— Data extract —
──────────────────────────────

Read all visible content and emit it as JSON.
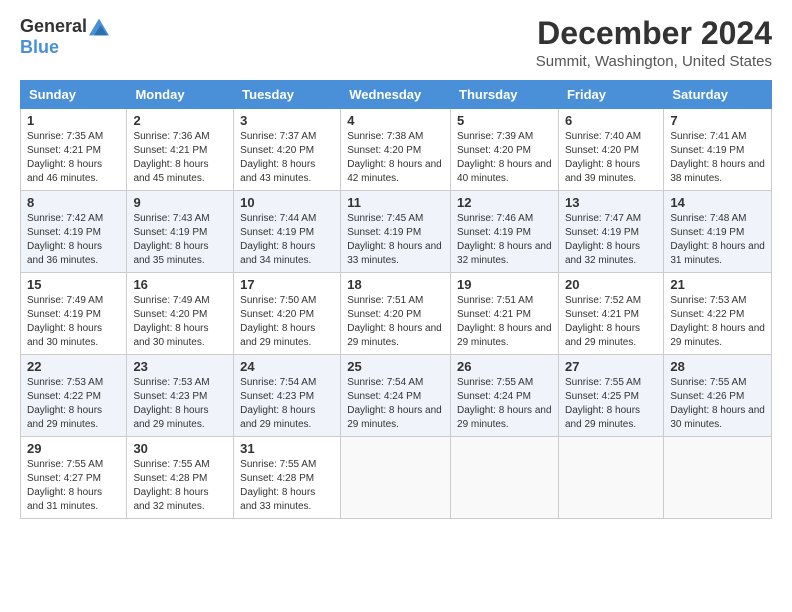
{
  "logo": {
    "general": "General",
    "blue": "Blue"
  },
  "title": "December 2024",
  "location": "Summit, Washington, United States",
  "headers": [
    "Sunday",
    "Monday",
    "Tuesday",
    "Wednesday",
    "Thursday",
    "Friday",
    "Saturday"
  ],
  "weeks": [
    [
      {
        "day": "1",
        "sunrise": "7:35 AM",
        "sunset": "4:21 PM",
        "daylight": "8 hours and 46 minutes."
      },
      {
        "day": "2",
        "sunrise": "7:36 AM",
        "sunset": "4:21 PM",
        "daylight": "8 hours and 45 minutes."
      },
      {
        "day": "3",
        "sunrise": "7:37 AM",
        "sunset": "4:20 PM",
        "daylight": "8 hours and 43 minutes."
      },
      {
        "day": "4",
        "sunrise": "7:38 AM",
        "sunset": "4:20 PM",
        "daylight": "8 hours and 42 minutes."
      },
      {
        "day": "5",
        "sunrise": "7:39 AM",
        "sunset": "4:20 PM",
        "daylight": "8 hours and 40 minutes."
      },
      {
        "day": "6",
        "sunrise": "7:40 AM",
        "sunset": "4:20 PM",
        "daylight": "8 hours and 39 minutes."
      },
      {
        "day": "7",
        "sunrise": "7:41 AM",
        "sunset": "4:19 PM",
        "daylight": "8 hours and 38 minutes."
      }
    ],
    [
      {
        "day": "8",
        "sunrise": "7:42 AM",
        "sunset": "4:19 PM",
        "daylight": "8 hours and 36 minutes."
      },
      {
        "day": "9",
        "sunrise": "7:43 AM",
        "sunset": "4:19 PM",
        "daylight": "8 hours and 35 minutes."
      },
      {
        "day": "10",
        "sunrise": "7:44 AM",
        "sunset": "4:19 PM",
        "daylight": "8 hours and 34 minutes."
      },
      {
        "day": "11",
        "sunrise": "7:45 AM",
        "sunset": "4:19 PM",
        "daylight": "8 hours and 33 minutes."
      },
      {
        "day": "12",
        "sunrise": "7:46 AM",
        "sunset": "4:19 PM",
        "daylight": "8 hours and 32 minutes."
      },
      {
        "day": "13",
        "sunrise": "7:47 AM",
        "sunset": "4:19 PM",
        "daylight": "8 hours and 32 minutes."
      },
      {
        "day": "14",
        "sunrise": "7:48 AM",
        "sunset": "4:19 PM",
        "daylight": "8 hours and 31 minutes."
      }
    ],
    [
      {
        "day": "15",
        "sunrise": "7:49 AM",
        "sunset": "4:19 PM",
        "daylight": "8 hours and 30 minutes."
      },
      {
        "day": "16",
        "sunrise": "7:49 AM",
        "sunset": "4:20 PM",
        "daylight": "8 hours and 30 minutes."
      },
      {
        "day": "17",
        "sunrise": "7:50 AM",
        "sunset": "4:20 PM",
        "daylight": "8 hours and 29 minutes."
      },
      {
        "day": "18",
        "sunrise": "7:51 AM",
        "sunset": "4:20 PM",
        "daylight": "8 hours and 29 minutes."
      },
      {
        "day": "19",
        "sunrise": "7:51 AM",
        "sunset": "4:21 PM",
        "daylight": "8 hours and 29 minutes."
      },
      {
        "day": "20",
        "sunrise": "7:52 AM",
        "sunset": "4:21 PM",
        "daylight": "8 hours and 29 minutes."
      },
      {
        "day": "21",
        "sunrise": "7:53 AM",
        "sunset": "4:22 PM",
        "daylight": "8 hours and 29 minutes."
      }
    ],
    [
      {
        "day": "22",
        "sunrise": "7:53 AM",
        "sunset": "4:22 PM",
        "daylight": "8 hours and 29 minutes."
      },
      {
        "day": "23",
        "sunrise": "7:53 AM",
        "sunset": "4:23 PM",
        "daylight": "8 hours and 29 minutes."
      },
      {
        "day": "24",
        "sunrise": "7:54 AM",
        "sunset": "4:23 PM",
        "daylight": "8 hours and 29 minutes."
      },
      {
        "day": "25",
        "sunrise": "7:54 AM",
        "sunset": "4:24 PM",
        "daylight": "8 hours and 29 minutes."
      },
      {
        "day": "26",
        "sunrise": "7:55 AM",
        "sunset": "4:24 PM",
        "daylight": "8 hours and 29 minutes."
      },
      {
        "day": "27",
        "sunrise": "7:55 AM",
        "sunset": "4:25 PM",
        "daylight": "8 hours and 29 minutes."
      },
      {
        "day": "28",
        "sunrise": "7:55 AM",
        "sunset": "4:26 PM",
        "daylight": "8 hours and 30 minutes."
      }
    ],
    [
      {
        "day": "29",
        "sunrise": "7:55 AM",
        "sunset": "4:27 PM",
        "daylight": "8 hours and 31 minutes."
      },
      {
        "day": "30",
        "sunrise": "7:55 AM",
        "sunset": "4:28 PM",
        "daylight": "8 hours and 32 minutes."
      },
      {
        "day": "31",
        "sunrise": "7:55 AM",
        "sunset": "4:28 PM",
        "daylight": "8 hours and 33 minutes."
      },
      null,
      null,
      null,
      null
    ]
  ]
}
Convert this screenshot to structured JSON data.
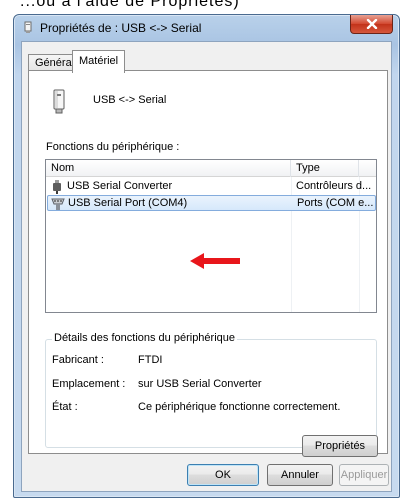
{
  "background_fragment": "...ou a l'aide de Propriétés)",
  "window": {
    "title": "Propriétés de : USB <-> Serial",
    "close_icon": "close-x-icon"
  },
  "tabs": [
    {
      "label": "Général",
      "active": false
    },
    {
      "label": "Matériel",
      "active": true
    }
  ],
  "device": {
    "name": "USB <-> Serial",
    "icon": "usb-device-icon"
  },
  "functions_label": "Fonctions du périphérique :",
  "list": {
    "columns": {
      "name": "Nom",
      "type": "Type"
    },
    "rows": [
      {
        "name": "USB Serial Converter",
        "type": "Contrôleurs d...",
        "icon": "usb-plug-icon",
        "selected": false
      },
      {
        "name": "USB Serial Port (COM4)",
        "type": "Ports (COM e...",
        "icon": "serial-port-icon",
        "selected": true
      }
    ]
  },
  "annotation": {
    "icon": "red-arrow-icon",
    "color": "#e8161b"
  },
  "details": {
    "title": "Détails des fonctions du périphérique",
    "manufacturer_label": "Fabricant :",
    "manufacturer_value": "FTDI",
    "location_label": "Emplacement :",
    "location_value": "sur USB Serial Converter",
    "status_label": "État :",
    "status_value": "Ce périphérique fonctionne correctement.",
    "properties_button": "Propriétés"
  },
  "buttons": {
    "ok": "OK",
    "cancel": "Annuler",
    "apply": "Appliquer"
  }
}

──────────────────────────────

— Your task —
Pull out every line of the entries that includes the word "Converter".

— Expected answer —
        "name": "USB Serial Converter",
    "location_value": "sur USB Serial Converter",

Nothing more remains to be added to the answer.